_Work to complete_: Could you output each line of the data that follows exactly?
============
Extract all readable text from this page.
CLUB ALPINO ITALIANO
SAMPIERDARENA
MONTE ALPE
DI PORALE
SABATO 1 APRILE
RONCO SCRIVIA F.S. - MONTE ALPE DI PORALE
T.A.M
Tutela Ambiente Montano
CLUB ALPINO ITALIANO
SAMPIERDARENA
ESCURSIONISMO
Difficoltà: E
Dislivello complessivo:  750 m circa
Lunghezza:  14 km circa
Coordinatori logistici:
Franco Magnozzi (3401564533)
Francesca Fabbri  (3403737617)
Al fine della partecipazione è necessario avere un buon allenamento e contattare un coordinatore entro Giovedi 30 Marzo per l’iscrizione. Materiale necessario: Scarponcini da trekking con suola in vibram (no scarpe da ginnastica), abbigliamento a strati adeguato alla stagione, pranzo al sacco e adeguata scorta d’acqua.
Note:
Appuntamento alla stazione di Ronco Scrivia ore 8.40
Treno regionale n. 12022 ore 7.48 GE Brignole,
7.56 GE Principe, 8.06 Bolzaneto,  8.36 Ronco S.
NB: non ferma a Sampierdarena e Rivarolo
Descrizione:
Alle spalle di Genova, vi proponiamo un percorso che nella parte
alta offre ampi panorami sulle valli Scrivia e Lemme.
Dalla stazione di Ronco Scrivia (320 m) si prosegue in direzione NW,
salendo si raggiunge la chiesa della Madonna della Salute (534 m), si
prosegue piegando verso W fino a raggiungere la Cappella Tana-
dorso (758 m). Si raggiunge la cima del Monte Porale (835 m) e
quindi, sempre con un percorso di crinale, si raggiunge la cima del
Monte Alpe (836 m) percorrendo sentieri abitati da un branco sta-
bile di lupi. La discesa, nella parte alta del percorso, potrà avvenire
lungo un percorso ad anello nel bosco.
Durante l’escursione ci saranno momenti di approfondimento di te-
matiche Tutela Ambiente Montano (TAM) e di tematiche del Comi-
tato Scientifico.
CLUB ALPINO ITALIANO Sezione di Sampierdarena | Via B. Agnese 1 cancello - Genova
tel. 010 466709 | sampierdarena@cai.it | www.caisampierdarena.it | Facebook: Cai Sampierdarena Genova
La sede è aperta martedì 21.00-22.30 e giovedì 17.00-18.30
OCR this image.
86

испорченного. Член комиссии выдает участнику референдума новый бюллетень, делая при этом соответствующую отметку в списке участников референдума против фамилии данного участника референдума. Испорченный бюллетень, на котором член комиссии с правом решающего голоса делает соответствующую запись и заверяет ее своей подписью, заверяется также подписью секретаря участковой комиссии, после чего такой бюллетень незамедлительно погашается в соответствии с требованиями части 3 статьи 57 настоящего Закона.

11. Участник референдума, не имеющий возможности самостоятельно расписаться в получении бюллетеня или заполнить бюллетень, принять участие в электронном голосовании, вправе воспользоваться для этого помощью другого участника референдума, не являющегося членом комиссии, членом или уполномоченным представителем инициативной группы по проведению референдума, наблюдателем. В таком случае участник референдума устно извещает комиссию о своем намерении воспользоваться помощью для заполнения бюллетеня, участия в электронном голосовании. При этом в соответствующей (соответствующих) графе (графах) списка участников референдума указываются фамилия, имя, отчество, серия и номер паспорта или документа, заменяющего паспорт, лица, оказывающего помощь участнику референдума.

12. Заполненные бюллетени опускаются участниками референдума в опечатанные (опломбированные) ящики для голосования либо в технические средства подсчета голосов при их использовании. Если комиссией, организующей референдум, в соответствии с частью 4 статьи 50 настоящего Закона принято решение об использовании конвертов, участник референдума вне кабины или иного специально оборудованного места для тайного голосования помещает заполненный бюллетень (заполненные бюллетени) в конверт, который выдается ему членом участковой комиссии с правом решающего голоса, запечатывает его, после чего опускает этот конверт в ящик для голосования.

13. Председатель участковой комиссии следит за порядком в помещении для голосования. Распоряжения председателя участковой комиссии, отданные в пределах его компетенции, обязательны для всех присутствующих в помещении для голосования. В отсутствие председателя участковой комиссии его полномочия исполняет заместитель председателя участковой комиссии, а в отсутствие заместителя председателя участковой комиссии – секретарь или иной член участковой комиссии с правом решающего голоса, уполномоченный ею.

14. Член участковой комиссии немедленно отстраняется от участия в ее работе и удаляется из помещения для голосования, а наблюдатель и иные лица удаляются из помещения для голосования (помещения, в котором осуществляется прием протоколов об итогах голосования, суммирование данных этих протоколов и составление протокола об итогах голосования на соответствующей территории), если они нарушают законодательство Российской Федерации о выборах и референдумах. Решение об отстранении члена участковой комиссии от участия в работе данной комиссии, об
============
_Response to the exercise_:
Extract all readable text from this page.
CLUB ALPINO ITALIANO
SAMPIERDARENA
MONTE ALPE
DI PORALE
SABATO 1 APRILE
RONCO SCRIVIA F.S. - MONTE ALPE DI PORALE
T.A.M
Tutela Ambiente Montano
CLUB ALPINO ITALIANO
SAMPIERDARENA
ESCURSIONISMO
Difficoltà: E
Dislivello complessivo:  750 m circa
Lunghezza:  14 km circa
Coordinatori logistici:
Franco Magnozzi (3401564533)
Francesca Fabbri  (3403737617)
Al fine della partecipazione è necessario avere un buon allenamento e contattare un coordinatore entro Giovedi 30 Marzo per l’iscrizione. Materiale necessario: Scarponcini da trekking con suola in vibram (no scarpe da ginnastica), abbigliamento a strati adeguato alla stagione, pranzo al sacco e adeguata scorta d’acqua.
Note:
Appuntamento alla stazione di Ronco Scrivia ore 8.40
Treno regionale n. 12022 ore 7.48 GE Brignole,
7.56 GE Principe, 8.06 Bolzaneto,  8.36 Ronco S.
NB: non ferma a Sampierdarena e Rivarolo
Descrizione:
Alle spalle di Genova, vi proponiamo un percorso che nella parte
alta offre ampi panorami sulle valli Scrivia e Lemme.
Dalla stazione di Ronco Scrivia (320 m) si prosegue in direzione NW,
salendo si raggiunge la chiesa della Madonna della Salute (534 m), si
prosegue piegando verso W fino a raggiungere la Cappella Tana-
dorso (758 m). Si raggiunge la cima del Monte Porale (835 m) e
quindi, sempre con un percorso di crinale, si raggiunge la cima del
Monte Alpe (836 m) percorrendo sentieri abitati da un branco sta-
bile di lupi. La discesa, nella parte alta del percorso, potrà avvenire
lungo un percorso ad anello nel bosco.
Durante l’escursione ci saranno momenti di approfondimento di te-
matiche Tutela Ambiente Montano (TAM) e di tematiche del Comi-
tato Scientifico.
CLUB ALPINO ITALIANO Sezione di Sampierdarena | Via B. Agnese 1 cancello - Genova
tel. 010 466709 | sampierdarena@cai.it | www.caisampierdarena.it | Facebook: Cai Sampierdarena Genova
La sede è aperta martedì 21.00-22.30 e giovedì 17.00-18.30
OCR this image.
86

испорченного. Член комиссии выдает участнику референдума новый бюллетень, делая при этом соответствующую отметку в списке участников референдума против фамилии данного участника референдума. Испорченный бюллетень, на котором член комиссии с правом решающего голоса делает соответствующую запись и заверяет ее своей подписью, заверяется также подписью секретаря участковой комиссии, после чего такой бюллетень незамедлительно погашается в соответствии с требованиями части 3 статьи 57 настоящего Закона.

11. Участник референдума, не имеющий возможности самостоятельно расписаться в получении бюллетеня или заполнить бюллетень, принять участие в электронном голосовании, вправе воспользоваться для этого помощью другого участника референдума, не являющегося членом комиссии, членом или уполномоченным представителем инициативной группы по проведению референдума, наблюдателем. В таком случае участник референдума устно извещает комиссию о своем намерении воспользоваться помощью для заполнения бюллетеня, участия в электронном голосовании. При этом в соответствующей (соответствующих) графе (графах) списка участников референдума указываются фамилия, имя, отчество, серия и номер паспорта или документа, заменяющего паспорт, лица, оказывающего помощь участнику референдума.

12. Заполненные бюллетени опускаются участниками референдума в опечатанные (опломбированные) ящики для голосования либо в технические средства подсчета голосов при их использовании. Если комиссией, организующей референдум, в соответствии с частью 4 статьи 50 настоящего Закона принято решение об использовании конвертов, участник референдума вне кабины или иного специально оборудованного места для тайного голосования помещает заполненный бюллетень (заполненные бюллетени) в конверт, который выдается ему членом участковой комиссии с правом решающего голоса, запечатывает его, после чего опускает этот конверт в ящик для голосования.

13. Председатель участковой комиссии следит за порядком в помещении для голосования. Распоряжения председателя участковой комиссии, отданные в пределах его компетенции, обязательны для всех присутствующих в помещении для голосования. В отсутствие председателя участковой комиссии его полномочия исполняет заместитель председателя участковой комиссии, а в отсутствие заместителя председателя участковой комиссии – секретарь или иной член участковой комиссии с правом решающего голоса, уполномоченный ею.

14. Член участковой комиссии немедленно отстраняется от участия в ее работе и удаляется из помещения для голосования, а наблюдатель и иные лица удаляются из помещения для голосования (помещения, в котором осуществляется прием протоколов об итогах голосования, суммирование данных этих протоколов и составление протокола об итогах голосования на соответствующей территории), если они нарушают законодательство Российской Федерации о выборах и референдумах. Решение об отстранении члена участковой комиссии от участия в работе данной комиссии, об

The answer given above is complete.